Write out each record below exactly as it appears, with no pictures.

- Data records
-=-=-=-=-

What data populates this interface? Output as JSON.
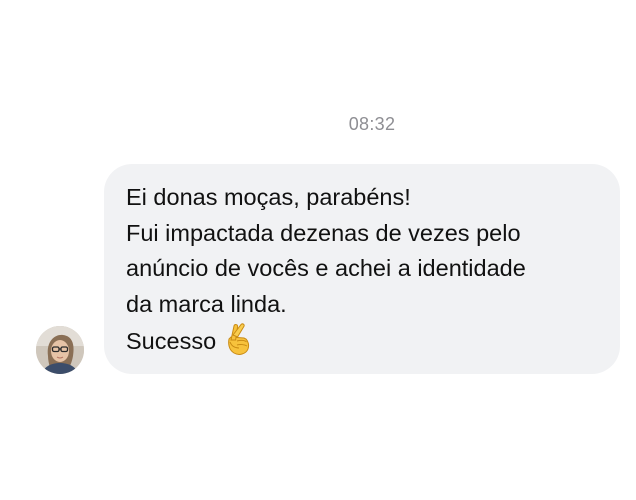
{
  "conversation": {
    "timestamp": "08:32",
    "message": {
      "lines": [
        "Ei donas moças, parabéns!",
        "Fui impactada dezenas de vezes pelo",
        "anúncio de vocês e achei a identidade",
        "da marca linda.",
        "Sucesso"
      ],
      "emoji": "crossed-fingers-emoji"
    },
    "sender": {
      "avatar": "profile-photo"
    }
  },
  "colors": {
    "bubble_background": "#f1f2f4",
    "timestamp_text": "#8e8e93",
    "message_text": "#111111"
  }
}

-=-=-=-=-

- Correct output
What data populates this interface? Output as JSON.
{
  "conversation": {
    "timestamp": "08:32",
    "message": {
      "lines": [
        "Ei donas moças, parabéns!",
        "Fui impactada dezenas de vezes pelo",
        "anúncio de vocês e achei a identidade",
        "da marca linda.",
        "Sucesso"
      ],
      "emoji": "crossed-fingers-emoji"
    },
    "sender": {
      "avatar": "profile-photo"
    }
  },
  "colors": {
    "bubble_background": "#f1f2f4",
    "timestamp_text": "#8e8e93",
    "message_text": "#111111"
  }
}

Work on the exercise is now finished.